GOAL: Give the number of lines that hold the string "heading". Nothing else is needed.

DATA IN THIS EXERCISE:
----------------------------------------

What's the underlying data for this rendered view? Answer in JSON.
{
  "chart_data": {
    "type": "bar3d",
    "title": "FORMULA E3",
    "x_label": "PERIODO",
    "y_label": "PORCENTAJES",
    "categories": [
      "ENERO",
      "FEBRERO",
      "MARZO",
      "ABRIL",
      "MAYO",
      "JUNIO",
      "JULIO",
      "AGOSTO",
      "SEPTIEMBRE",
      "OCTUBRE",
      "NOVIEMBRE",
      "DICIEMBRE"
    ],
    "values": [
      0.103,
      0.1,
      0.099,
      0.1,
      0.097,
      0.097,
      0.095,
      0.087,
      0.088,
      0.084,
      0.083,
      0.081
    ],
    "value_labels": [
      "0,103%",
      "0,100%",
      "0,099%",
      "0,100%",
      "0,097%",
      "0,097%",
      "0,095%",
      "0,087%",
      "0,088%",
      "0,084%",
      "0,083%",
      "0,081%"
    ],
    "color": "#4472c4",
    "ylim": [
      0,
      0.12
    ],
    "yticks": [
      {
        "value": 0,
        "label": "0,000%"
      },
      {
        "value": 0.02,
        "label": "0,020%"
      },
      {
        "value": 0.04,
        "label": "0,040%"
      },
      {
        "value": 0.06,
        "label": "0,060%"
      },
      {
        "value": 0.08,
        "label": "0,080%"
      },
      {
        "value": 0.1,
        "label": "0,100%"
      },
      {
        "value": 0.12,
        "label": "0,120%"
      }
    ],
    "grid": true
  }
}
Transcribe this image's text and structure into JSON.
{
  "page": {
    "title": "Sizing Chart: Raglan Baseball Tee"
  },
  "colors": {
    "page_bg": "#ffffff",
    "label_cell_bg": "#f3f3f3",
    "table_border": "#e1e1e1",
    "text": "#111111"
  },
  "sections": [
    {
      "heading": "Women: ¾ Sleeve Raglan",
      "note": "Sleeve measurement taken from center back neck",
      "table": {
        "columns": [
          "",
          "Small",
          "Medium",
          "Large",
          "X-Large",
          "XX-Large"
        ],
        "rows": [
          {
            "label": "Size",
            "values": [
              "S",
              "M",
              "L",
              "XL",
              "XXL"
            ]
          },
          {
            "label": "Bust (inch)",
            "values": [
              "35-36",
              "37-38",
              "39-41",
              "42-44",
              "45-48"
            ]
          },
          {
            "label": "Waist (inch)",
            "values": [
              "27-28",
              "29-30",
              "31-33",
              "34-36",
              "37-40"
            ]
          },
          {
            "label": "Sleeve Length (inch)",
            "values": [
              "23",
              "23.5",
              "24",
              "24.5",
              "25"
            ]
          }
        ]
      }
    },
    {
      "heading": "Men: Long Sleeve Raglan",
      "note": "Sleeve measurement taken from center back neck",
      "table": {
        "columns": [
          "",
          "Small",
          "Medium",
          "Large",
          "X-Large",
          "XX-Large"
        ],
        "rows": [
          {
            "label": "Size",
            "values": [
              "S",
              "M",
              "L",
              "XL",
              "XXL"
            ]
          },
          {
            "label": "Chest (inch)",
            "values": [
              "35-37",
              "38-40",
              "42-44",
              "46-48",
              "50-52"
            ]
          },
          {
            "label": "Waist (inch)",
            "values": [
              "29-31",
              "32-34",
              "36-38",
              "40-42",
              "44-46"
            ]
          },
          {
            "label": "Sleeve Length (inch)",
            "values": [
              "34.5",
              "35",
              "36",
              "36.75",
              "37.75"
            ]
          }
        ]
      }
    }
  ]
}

----------------------------------------

EXERCISE SOLUTION: 2